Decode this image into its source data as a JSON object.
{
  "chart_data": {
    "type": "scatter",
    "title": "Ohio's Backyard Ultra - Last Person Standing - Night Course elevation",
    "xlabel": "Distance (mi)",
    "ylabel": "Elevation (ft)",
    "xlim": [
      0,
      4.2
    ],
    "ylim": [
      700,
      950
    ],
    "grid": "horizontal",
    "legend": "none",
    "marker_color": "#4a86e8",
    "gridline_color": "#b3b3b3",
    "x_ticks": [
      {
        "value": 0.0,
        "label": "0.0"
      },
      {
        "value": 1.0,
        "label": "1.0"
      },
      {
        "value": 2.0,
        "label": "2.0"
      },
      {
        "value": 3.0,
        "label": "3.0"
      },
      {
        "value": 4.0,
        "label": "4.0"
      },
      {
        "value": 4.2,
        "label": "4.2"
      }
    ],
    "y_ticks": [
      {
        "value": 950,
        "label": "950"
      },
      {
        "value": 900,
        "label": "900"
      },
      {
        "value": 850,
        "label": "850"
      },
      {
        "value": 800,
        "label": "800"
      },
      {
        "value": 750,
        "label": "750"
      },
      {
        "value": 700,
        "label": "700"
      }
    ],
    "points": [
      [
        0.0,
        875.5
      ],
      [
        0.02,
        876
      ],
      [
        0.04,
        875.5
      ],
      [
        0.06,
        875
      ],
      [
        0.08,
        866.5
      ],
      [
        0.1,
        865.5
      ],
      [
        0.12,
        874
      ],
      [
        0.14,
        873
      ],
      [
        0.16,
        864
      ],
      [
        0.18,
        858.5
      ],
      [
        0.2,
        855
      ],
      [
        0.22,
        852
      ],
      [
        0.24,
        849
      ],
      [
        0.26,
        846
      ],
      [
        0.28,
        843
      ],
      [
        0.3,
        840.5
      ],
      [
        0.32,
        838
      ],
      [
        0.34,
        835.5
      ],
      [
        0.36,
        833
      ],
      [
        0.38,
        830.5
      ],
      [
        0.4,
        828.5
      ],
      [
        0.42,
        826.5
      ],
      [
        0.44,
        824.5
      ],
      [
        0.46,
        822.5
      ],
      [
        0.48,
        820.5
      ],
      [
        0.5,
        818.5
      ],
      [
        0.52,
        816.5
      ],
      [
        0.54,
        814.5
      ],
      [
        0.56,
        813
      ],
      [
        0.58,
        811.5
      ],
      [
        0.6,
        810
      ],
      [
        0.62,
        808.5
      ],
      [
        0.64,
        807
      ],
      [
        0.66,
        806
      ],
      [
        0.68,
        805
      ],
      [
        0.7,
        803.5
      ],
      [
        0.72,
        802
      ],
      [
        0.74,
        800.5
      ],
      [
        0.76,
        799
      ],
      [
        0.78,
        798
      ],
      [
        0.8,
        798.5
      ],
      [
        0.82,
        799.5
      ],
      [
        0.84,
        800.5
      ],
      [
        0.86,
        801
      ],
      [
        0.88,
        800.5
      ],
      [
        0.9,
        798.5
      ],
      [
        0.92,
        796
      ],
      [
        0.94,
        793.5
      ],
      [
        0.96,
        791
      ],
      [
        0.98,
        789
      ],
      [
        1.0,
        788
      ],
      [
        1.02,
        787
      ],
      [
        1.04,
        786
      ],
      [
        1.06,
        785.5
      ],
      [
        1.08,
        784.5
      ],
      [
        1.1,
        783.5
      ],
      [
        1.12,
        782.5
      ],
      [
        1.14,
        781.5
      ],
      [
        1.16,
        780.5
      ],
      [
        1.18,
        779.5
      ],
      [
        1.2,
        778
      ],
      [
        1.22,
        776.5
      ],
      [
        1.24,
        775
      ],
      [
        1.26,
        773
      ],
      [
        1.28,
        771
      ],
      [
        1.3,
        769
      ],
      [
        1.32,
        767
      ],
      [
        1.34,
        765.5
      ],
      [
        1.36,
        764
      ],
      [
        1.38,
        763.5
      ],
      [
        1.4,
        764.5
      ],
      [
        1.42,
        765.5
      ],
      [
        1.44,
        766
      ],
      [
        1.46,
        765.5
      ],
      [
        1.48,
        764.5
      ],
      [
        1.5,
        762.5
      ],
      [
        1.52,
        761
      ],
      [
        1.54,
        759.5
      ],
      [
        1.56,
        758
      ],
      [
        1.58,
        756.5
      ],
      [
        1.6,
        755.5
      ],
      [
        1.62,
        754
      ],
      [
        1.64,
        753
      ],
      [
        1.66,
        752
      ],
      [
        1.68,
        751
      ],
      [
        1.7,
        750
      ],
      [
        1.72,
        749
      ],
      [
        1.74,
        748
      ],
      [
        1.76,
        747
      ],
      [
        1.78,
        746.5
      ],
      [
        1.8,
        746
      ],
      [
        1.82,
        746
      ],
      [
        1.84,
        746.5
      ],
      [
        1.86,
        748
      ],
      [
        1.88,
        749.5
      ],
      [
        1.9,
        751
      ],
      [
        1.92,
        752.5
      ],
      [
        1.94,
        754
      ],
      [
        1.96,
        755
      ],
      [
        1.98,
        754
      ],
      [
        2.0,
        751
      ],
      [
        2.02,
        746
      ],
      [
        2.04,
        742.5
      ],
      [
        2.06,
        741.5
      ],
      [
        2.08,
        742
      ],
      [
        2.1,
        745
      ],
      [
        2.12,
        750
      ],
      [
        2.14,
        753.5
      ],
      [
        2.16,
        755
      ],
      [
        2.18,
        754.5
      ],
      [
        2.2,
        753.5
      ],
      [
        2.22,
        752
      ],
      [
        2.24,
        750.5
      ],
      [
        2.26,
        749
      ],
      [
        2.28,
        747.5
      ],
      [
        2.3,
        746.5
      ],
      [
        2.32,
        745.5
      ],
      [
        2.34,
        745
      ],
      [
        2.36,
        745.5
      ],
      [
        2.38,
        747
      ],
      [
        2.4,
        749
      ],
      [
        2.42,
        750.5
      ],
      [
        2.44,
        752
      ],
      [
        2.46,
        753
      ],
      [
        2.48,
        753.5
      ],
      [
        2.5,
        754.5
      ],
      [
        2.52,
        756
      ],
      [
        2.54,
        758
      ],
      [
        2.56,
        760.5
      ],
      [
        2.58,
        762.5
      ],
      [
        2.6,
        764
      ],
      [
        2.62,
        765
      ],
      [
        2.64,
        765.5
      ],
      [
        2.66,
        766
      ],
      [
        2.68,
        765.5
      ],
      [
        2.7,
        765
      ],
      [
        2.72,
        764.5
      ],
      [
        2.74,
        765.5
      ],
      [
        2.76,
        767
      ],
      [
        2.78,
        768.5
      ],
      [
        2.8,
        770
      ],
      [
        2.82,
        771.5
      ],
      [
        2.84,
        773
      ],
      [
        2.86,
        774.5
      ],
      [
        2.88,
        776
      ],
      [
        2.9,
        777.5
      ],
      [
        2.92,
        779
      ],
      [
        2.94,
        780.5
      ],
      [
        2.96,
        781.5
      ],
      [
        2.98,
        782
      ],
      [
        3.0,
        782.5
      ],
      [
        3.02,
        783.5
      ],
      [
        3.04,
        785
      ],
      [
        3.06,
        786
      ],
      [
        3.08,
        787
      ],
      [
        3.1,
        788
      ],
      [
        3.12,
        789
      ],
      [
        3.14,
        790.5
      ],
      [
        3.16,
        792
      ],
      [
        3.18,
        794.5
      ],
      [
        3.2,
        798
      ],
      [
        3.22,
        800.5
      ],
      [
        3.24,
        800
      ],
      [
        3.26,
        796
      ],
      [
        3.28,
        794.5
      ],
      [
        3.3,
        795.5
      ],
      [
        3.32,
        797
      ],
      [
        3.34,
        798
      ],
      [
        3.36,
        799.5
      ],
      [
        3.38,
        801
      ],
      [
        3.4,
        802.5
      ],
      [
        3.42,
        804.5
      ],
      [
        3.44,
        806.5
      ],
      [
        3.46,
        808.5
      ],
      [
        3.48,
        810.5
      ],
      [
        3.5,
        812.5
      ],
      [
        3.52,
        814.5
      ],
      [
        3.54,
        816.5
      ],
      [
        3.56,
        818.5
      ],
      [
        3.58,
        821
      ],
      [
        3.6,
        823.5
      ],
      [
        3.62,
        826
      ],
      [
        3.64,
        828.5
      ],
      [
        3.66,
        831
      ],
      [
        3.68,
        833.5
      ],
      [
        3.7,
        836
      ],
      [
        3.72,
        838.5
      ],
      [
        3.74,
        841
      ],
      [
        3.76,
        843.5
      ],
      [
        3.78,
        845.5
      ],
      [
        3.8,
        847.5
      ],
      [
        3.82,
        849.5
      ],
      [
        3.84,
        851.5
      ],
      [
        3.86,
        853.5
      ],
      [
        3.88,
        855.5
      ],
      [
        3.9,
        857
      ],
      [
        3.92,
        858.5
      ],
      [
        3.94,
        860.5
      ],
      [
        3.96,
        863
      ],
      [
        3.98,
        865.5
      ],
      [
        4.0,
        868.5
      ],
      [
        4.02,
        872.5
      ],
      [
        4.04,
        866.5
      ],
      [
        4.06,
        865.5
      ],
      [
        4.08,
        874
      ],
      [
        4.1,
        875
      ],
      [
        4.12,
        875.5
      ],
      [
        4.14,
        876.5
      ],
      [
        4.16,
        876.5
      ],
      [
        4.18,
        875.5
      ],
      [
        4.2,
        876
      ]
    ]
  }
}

__________________________________________________

• [PROBLEM DETAILS]
Only a number is wanted: how many lines of the material above hold "value"?

• [OUTPUT]
12